Requirement: From the listing below, pull each line that includes "color".

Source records
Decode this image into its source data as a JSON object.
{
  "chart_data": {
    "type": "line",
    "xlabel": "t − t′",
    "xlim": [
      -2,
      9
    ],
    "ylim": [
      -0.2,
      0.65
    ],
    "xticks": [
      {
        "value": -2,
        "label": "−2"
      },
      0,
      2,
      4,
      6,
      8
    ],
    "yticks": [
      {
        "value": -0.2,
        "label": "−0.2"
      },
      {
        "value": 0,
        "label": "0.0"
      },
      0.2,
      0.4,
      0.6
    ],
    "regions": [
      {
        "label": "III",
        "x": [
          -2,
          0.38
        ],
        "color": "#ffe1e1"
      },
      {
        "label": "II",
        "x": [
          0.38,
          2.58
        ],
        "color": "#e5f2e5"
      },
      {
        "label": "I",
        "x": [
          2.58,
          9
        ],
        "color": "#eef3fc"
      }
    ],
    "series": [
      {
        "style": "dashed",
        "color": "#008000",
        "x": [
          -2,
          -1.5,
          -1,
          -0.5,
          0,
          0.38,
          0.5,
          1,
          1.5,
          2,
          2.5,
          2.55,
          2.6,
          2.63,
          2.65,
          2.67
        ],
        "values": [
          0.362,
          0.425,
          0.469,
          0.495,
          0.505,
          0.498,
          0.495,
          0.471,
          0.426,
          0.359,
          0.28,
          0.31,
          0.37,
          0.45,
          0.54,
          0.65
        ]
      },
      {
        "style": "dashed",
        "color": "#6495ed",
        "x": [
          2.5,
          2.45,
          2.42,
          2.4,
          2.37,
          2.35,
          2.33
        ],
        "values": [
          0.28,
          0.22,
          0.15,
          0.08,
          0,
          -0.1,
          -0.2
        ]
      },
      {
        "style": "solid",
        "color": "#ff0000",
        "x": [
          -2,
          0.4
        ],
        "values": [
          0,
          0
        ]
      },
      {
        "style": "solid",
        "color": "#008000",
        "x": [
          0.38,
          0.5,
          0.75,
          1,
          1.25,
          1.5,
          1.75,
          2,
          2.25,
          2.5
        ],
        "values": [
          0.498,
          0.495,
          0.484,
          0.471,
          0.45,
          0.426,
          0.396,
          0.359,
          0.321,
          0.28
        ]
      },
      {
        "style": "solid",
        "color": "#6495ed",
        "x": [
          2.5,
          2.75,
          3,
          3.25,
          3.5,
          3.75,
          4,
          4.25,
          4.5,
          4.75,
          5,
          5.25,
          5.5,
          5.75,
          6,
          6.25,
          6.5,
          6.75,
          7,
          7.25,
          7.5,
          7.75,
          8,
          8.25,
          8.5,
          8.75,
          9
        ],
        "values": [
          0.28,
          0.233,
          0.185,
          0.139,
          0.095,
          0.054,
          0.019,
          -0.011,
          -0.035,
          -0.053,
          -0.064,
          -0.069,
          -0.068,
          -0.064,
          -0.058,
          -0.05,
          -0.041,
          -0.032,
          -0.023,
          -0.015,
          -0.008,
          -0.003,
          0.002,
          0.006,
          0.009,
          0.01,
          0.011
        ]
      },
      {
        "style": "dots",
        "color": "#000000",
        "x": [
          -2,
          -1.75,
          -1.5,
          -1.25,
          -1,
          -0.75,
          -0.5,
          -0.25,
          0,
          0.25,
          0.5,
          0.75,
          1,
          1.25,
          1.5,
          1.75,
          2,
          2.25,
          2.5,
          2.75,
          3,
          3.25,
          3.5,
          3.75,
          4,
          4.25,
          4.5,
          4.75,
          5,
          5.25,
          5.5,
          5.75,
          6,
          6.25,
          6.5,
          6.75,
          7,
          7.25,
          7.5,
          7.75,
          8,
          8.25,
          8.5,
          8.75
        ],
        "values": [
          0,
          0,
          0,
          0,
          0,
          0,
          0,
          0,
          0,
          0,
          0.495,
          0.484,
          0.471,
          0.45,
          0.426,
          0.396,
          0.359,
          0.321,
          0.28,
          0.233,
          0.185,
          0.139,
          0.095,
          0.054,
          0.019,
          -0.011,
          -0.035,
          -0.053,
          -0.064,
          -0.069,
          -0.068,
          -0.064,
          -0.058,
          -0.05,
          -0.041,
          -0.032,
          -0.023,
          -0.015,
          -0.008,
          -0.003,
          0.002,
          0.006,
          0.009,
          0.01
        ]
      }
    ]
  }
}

Worked answer:
        "color": "#ffe1e1"
        "color": "#e5f2e5"
        "color": "#eef3fc"
        "color": "#008000",
        "color": "#6495ed",
        "color": "#ff0000",
        "color": "#008000",
        "color": "#6495ed",
        "color": "#000000",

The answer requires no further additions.